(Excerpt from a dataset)
┌────────

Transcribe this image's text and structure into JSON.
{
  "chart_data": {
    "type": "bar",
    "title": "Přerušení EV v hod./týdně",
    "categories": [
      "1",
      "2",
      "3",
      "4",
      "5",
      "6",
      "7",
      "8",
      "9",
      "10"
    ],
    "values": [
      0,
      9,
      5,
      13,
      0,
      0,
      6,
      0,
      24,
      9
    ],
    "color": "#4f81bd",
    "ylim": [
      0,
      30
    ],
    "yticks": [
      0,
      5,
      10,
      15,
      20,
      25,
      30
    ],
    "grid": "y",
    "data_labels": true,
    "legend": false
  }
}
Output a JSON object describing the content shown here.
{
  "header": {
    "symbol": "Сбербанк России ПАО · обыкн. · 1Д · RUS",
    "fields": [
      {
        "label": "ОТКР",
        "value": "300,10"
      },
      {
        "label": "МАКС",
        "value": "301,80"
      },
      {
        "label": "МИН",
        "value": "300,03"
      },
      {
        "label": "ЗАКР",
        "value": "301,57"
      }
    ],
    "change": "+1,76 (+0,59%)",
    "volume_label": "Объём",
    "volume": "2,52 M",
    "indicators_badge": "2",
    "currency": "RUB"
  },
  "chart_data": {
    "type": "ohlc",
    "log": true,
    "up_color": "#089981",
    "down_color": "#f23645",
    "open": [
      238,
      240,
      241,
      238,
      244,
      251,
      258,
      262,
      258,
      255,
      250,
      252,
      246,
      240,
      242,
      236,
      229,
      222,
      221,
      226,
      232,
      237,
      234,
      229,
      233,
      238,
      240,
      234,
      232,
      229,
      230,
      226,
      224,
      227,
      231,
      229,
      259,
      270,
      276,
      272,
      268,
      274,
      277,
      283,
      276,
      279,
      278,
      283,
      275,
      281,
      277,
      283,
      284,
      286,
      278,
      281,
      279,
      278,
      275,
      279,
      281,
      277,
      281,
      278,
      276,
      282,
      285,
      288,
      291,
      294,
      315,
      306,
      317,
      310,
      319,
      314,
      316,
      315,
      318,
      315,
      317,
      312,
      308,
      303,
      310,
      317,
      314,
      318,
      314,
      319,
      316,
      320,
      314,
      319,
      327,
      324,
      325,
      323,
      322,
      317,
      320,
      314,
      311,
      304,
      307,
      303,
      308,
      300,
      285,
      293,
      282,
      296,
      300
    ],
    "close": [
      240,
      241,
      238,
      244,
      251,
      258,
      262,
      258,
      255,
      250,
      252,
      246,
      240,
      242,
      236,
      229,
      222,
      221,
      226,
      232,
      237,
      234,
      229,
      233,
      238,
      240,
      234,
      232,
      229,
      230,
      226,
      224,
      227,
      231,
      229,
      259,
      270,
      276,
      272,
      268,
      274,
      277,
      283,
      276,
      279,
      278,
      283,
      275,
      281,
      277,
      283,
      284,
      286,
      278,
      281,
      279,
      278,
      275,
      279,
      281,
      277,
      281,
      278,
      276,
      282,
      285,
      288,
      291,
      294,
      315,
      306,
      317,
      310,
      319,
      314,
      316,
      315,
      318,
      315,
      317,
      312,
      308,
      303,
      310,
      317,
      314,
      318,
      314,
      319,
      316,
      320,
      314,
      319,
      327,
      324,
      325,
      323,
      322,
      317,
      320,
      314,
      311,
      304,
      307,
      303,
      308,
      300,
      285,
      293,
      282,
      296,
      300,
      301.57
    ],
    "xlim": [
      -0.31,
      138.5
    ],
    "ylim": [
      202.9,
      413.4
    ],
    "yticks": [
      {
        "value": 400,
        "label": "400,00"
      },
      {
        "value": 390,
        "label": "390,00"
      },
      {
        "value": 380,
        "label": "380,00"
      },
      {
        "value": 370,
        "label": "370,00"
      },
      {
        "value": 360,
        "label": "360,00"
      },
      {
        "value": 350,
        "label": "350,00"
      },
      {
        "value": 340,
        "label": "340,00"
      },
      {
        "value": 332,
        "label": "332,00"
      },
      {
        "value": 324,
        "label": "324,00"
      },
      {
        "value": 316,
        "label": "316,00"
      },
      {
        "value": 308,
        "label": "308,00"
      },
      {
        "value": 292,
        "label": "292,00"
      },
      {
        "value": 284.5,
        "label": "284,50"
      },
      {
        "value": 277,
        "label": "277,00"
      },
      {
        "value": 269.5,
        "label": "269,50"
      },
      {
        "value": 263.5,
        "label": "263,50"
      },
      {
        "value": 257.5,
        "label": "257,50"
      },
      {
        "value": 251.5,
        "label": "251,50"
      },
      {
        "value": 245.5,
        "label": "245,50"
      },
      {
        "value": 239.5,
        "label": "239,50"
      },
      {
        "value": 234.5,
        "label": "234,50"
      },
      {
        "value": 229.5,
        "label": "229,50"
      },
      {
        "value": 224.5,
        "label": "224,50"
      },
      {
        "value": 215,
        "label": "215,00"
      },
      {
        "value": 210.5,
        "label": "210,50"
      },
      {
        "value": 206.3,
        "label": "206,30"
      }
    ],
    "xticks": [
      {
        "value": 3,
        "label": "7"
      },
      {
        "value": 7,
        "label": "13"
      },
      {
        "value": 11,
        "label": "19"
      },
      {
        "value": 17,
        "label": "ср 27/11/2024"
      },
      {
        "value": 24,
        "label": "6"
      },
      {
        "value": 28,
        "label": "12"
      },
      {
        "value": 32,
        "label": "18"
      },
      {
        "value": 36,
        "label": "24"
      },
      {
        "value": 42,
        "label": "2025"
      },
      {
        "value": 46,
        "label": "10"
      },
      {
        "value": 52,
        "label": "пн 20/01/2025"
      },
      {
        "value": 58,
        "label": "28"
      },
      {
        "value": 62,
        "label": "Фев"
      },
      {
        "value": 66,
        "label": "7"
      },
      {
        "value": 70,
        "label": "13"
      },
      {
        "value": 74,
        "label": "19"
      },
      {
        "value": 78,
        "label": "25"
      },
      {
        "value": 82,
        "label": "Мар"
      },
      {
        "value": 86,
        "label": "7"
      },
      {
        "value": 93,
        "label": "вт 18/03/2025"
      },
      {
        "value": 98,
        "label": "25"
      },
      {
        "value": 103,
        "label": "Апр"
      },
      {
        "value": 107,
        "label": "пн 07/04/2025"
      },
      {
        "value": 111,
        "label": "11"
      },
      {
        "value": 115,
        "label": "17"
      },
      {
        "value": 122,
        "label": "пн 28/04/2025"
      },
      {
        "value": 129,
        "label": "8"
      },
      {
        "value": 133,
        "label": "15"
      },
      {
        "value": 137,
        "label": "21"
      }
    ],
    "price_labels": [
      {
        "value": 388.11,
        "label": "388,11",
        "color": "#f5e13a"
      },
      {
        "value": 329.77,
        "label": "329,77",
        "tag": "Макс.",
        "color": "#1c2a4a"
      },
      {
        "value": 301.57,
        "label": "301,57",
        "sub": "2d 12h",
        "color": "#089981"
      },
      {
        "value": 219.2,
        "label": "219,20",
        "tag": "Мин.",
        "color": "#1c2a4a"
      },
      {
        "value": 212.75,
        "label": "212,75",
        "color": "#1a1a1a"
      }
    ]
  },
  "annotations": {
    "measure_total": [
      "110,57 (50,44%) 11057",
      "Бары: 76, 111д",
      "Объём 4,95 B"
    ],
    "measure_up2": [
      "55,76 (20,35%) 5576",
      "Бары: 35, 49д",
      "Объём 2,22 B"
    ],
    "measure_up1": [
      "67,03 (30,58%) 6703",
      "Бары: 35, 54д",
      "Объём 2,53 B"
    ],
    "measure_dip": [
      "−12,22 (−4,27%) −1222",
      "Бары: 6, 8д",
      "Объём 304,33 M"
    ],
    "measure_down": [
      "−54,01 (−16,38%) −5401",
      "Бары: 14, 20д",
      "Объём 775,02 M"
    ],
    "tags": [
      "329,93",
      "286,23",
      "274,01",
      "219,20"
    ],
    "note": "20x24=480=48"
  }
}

└────────

EXERCISE TASK:
Look through the records and gather each line with the word "Бары".

EXPECTED ANSWER:
      "Бары: 76, 111д",
      "Бары: 35, 49д",
      "Бары: 35, 54д",
      "Бары: 6, 8д",
      "Бары: 14, 20д",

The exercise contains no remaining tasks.